----- Quoted passage

Ex-St. Paul cop Rushmore McKenzie has more time and more money than he knows what to do with. In fact, when he's willing to admit it to himself (and usually he isn't), Mac is downright bored. Until he decides to do a favor for a friend facing a family tragedy: nine-year-old Stacy Carlson has been diagnosed with leukemia, and the only one with the matching bone marrow that can save her is her older sister Jamie. Trouble is, Jamie ran away from home years ago.
Mac begins combing the backstreets of the Twin Cities, tracking down Jamie's last known associates only to discover that along with the expected pimps and drug dealers, Jamie was also a favorite of a violent street gang, arms smugglers, and Minnesota's moneyed elite. And as the body-count rises, he learns that what he's looking for - and why - are nothing like he had imagined.
REVIEWS
"I didn't so much read A Hard Ticket Home as inhale it. What a wonderful time I had. The action is superb, and the tour of the Twin Cities is a delight. I love Rushmore McKenzie. He's heroic, foolish, clever, vulnerable - and unapologetically nice. One more hardback I shall have to buy every year."
-- Nevada Barr, author of Hunting Season
"The author has a sharp, bouncy prose style, and his story-about Mac's search for a friend's long-missing daughter who can possibly be a bone marrow donor for her younger sister-has some touching and exciting moments... A true son of Spenser."

----------

Description of the task
Carry on the book description above from the point where it stops.

----- Extracted entries

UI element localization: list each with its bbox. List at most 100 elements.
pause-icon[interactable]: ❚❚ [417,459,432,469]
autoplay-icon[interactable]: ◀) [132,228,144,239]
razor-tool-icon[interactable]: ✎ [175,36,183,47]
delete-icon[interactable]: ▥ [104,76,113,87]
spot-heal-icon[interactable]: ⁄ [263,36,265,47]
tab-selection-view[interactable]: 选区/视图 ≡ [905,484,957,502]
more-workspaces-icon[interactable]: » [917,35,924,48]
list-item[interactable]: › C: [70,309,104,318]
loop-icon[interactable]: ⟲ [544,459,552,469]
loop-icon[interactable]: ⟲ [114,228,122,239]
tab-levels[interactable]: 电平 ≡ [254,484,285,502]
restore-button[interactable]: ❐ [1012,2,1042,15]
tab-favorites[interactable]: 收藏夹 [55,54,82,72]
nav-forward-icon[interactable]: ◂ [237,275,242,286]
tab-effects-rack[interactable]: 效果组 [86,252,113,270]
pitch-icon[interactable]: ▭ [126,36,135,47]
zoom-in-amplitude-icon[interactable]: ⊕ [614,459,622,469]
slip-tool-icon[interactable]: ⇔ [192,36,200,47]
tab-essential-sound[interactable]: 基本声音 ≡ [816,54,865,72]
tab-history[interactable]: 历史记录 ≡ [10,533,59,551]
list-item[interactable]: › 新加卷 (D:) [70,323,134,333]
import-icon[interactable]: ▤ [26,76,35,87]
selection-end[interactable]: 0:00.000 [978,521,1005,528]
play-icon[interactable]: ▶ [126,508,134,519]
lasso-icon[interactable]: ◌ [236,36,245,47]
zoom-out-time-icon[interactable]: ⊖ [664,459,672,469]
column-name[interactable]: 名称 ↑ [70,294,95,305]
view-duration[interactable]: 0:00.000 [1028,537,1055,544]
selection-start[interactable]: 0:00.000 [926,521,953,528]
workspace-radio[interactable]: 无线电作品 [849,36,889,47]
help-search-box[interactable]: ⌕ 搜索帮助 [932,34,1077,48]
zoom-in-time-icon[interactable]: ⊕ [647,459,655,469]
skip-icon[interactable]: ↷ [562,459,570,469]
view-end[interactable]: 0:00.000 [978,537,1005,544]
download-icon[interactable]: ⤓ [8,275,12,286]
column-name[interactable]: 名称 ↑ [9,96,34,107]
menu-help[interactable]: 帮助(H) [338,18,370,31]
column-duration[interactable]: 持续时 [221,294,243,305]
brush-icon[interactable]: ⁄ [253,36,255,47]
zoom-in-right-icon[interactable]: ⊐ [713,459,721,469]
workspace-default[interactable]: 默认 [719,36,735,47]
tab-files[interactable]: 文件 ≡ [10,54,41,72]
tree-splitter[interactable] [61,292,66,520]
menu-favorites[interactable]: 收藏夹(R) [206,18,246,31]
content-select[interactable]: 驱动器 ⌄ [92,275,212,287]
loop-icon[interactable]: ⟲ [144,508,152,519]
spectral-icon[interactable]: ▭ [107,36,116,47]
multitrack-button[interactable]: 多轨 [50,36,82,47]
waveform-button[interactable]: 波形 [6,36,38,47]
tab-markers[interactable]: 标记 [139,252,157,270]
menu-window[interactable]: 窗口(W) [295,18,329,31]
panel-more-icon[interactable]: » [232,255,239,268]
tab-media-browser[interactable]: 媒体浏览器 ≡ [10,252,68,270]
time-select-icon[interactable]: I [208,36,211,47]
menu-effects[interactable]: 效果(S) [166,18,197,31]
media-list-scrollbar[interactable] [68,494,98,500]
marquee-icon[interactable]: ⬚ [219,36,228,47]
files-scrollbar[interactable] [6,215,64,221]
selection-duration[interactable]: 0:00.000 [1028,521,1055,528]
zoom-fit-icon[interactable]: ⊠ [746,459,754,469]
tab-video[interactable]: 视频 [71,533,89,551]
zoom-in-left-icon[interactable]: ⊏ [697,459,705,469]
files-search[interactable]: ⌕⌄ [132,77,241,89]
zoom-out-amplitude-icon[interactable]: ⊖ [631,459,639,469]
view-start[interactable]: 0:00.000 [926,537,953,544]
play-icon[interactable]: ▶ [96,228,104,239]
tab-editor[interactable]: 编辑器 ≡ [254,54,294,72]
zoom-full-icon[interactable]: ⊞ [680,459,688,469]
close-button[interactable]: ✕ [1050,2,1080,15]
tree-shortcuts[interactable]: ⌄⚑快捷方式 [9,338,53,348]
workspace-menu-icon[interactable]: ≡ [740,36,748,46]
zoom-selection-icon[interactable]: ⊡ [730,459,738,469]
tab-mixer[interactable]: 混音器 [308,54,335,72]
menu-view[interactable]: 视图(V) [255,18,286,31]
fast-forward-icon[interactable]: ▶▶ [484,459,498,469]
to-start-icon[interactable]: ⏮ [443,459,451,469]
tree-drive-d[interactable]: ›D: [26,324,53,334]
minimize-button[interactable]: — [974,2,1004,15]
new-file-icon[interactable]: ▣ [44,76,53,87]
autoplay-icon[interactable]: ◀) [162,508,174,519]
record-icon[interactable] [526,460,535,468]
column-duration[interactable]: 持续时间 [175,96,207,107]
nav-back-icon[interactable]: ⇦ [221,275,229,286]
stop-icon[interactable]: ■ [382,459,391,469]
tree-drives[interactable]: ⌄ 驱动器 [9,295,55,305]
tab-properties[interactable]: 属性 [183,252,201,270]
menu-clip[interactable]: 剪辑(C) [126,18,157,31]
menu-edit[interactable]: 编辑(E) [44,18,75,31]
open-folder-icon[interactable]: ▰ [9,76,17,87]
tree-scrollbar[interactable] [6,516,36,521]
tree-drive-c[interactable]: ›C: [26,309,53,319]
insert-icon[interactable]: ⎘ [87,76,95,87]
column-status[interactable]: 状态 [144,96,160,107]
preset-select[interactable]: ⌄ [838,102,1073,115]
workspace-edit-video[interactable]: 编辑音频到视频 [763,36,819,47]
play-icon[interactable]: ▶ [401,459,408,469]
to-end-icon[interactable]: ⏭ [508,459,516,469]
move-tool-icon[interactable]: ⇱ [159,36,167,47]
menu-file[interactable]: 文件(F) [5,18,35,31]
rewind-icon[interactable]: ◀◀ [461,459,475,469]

----------

Reply to the exercise
-- Publishers Weekly
"The hero of this action-packed novel is very human: sometimes a smart aleck, sometimes sensitive and vulnerable - and more than capable of pulling the trigger. A surprise at every turn."
-- Dallas Morning Star
"Millionaire ex-cop rights wrongs pro-bono in an amiable throwback to Marlowe/Archer. Housewright has a keeper in McKenzie - tough, smart and sufficiently flawed to be entirely likeable."
-- Kirkus Review
"David Housewright's McKenzie (you want his first name and the story behind it, it's in the book) is a smartaleck, wisecracking, two-fisted, soft-hearted and very human addition to the PI field. Get to know him - you'll be glad you did."
-- S. J. Rozan, author of Winter and Night
"David Housewright has written a stunning novel. His prose is bone hard and beautiful, his story brutally dark, undeniably compelling, and in odd, unpredictable moments, quite funny. This is a guy who knows the human soul, and he lays it bare on every page."
-- William Kent Krueger, author of Blood Hollow
"Another winner from David Housewright. Private investigator "Mac" McKenzie is the quintessential lone crusader, and A Hard Ticket Home is the prefect example of the Great Modern American Detective Novel. Fans of Robert B. Parker, John D. McDonald, and Ross MacDonald will love this book."